Saved data entries:
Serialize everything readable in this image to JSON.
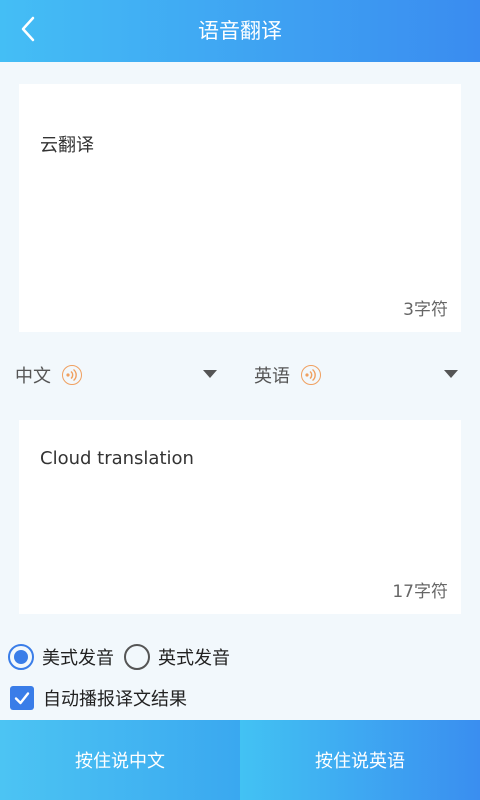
{
  "header": {
    "title": "语音翻译",
    "back_icon": "chevron-left-icon"
  },
  "source": {
    "text": "云翻译",
    "char_count": "3字符"
  },
  "languages": {
    "source_label": "中文",
    "target_label": "英语",
    "speaker_icon": "speaker-icon",
    "dropdown_icon": "caret-down-icon"
  },
  "target": {
    "text": "Cloud translation",
    "char_count": "17字符"
  },
  "pronunciation": {
    "options": [
      {
        "label": "美式发音",
        "selected": true
      },
      {
        "label": "英式发音",
        "selected": false
      }
    ]
  },
  "auto_play": {
    "label": "自动播报译文结果",
    "checked": true
  },
  "bottom": {
    "left_label": "按住说中文",
    "right_label": "按住说英语"
  },
  "colors": {
    "header_from": "#44bef5",
    "header_to": "#3a8cf0",
    "accent": "#3a7de8",
    "speaker": "#f0a060",
    "background": "#f2f8fc"
  }
}
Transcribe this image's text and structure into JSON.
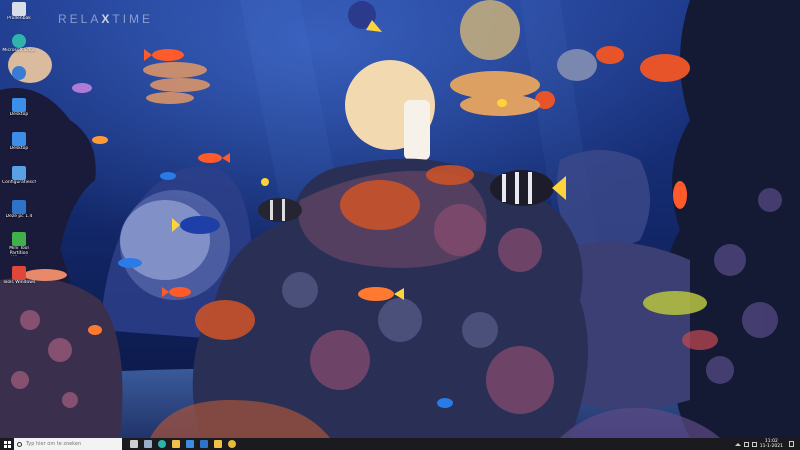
{
  "wallpaper": {
    "watermark_left": "RELA",
    "watermark_x": "X",
    "watermark_right": "TIME"
  },
  "desktop_icons": [
    {
      "label": "Prullenbak",
      "icon": "recycle-bin-icon",
      "color": "#d9dee8"
    },
    {
      "label": "Microsoft Edge",
      "icon": "edge-icon",
      "color": "#2fb4ad"
    },
    {
      "label": "",
      "icon": "app-icon",
      "color": "#3a7bd5"
    },
    {
      "label": "Desktop",
      "icon": "monitor-icon",
      "color": "#3c8ee8"
    },
    {
      "label": "Desktop",
      "icon": "monitor-icon",
      "color": "#3c8ee8"
    },
    {
      "label": "Configuratiescherm",
      "icon": "control-panel-icon",
      "color": "#5aa0e6"
    },
    {
      "label": "Deze pc 1.4",
      "icon": "computer-icon",
      "color": "#2f73c9"
    },
    {
      "label": "Mini Tool Partition Wizard",
      "icon": "partition-tool-icon",
      "color": "#3fb04a"
    },
    {
      "label": "Tools Windows",
      "icon": "tools-icon",
      "color": "#e0473a"
    }
  ],
  "taskbar": {
    "search_placeholder": "Typ hier om te zoeken",
    "apps": [
      {
        "icon": "task-view-icon",
        "color": "#cfcfcf"
      },
      {
        "icon": "widgets-icon",
        "color": "#9ab0c8"
      },
      {
        "icon": "edge-icon",
        "color": "#2fb4ad"
      },
      {
        "icon": "file-explorer-icon",
        "color": "#f2c04a"
      },
      {
        "icon": "store-icon",
        "color": "#3a8fe0"
      },
      {
        "icon": "mail-icon",
        "color": "#2f73c9"
      },
      {
        "icon": "folder-icon",
        "color": "#f2c04a"
      },
      {
        "icon": "chrome-icon",
        "color": "#e8b93a"
      }
    ],
    "clock_time": "11:02",
    "clock_date": "11-1-2021"
  }
}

*Short task*.
Leave out the pictures and reproduce the rest of the listing exactly.

*Response to the task*.
Serialize everything readable in this image to JSON.
{
  "header": {
    "title": "语音翻译",
    "back_icon": "chevron-left-icon"
  },
  "source": {
    "text": "云翻译",
    "char_count": "3字符"
  },
  "languages": {
    "source_label": "中文",
    "target_label": "英语",
    "speaker_icon": "speaker-icon",
    "dropdown_icon": "caret-down-icon"
  },
  "target": {
    "text": "Cloud translation",
    "char_count": "17字符"
  },
  "pronunciation": {
    "options": [
      {
        "label": "美式发音",
        "selected": true
      },
      {
        "label": "英式发音",
        "selected": false
      }
    ]
  },
  "auto_play": {
    "label": "自动播报译文结果",
    "checked": true
  },
  "bottom": {
    "left_label": "按住说中文",
    "right_label": "按住说英语"
  },
  "colors": {
    "header_from": "#44bef5",
    "header_to": "#3a8cf0",
    "accent": "#3a7de8",
    "speaker": "#f0a060",
    "background": "#f2f8fc"
  }
}
Transcribe this image's text and structure into JSON.
{
  "wallpaper": {
    "watermark_left": "RELA",
    "watermark_x": "X",
    "watermark_right": "TIME"
  },
  "desktop_icons": [
    {
      "label": "Prullenbak",
      "icon": "recycle-bin-icon",
      "color": "#d9dee8"
    },
    {
      "label": "Microsoft Edge",
      "icon": "edge-icon",
      "color": "#2fb4ad"
    },
    {
      "label": "",
      "icon": "app-icon",
      "color": "#3a7bd5"
    },
    {
      "label": "Desktop",
      "icon": "monitor-icon",
      "color": "#3c8ee8"
    },
    {
      "label": "Desktop",
      "icon": "monitor-icon",
      "color": "#3c8ee8"
    },
    {
      "label": "Configuratiescherm",
      "icon": "control-panel-icon",
      "color": "#5aa0e6"
    },
    {
      "label": "Deze pc 1.4",
      "icon": "computer-icon",
      "color": "#2f73c9"
    },
    {
      "label": "Mini Tool Partition Wizard",
      "icon": "partition-tool-icon",
      "color": "#3fb04a"
    },
    {
      "label": "Tools Windows",
      "icon": "tools-icon",
      "color": "#e0473a"
    }
  ],
  "taskbar": {
    "search_placeholder": "Typ hier om te zoeken",
    "apps": [
      {
        "icon": "task-view-icon",
        "color": "#cfcfcf"
      },
      {
        "icon": "widgets-icon",
        "color": "#9ab0c8"
      },
      {
        "icon": "edge-icon",
        "color": "#2fb4ad"
      },
      {
        "icon": "file-explorer-icon",
        "color": "#f2c04a"
      },
      {
        "icon": "store-icon",
        "color": "#3a8fe0"
      },
      {
        "icon": "mail-icon",
        "color": "#2f73c9"
      },
      {
        "icon": "folder-icon",
        "color": "#f2c04a"
      },
      {
        "icon": "chrome-icon",
        "color": "#e8b93a"
      }
    ],
    "clock_time": "11:02",
    "clock_date": "11-1-2021"
  }
}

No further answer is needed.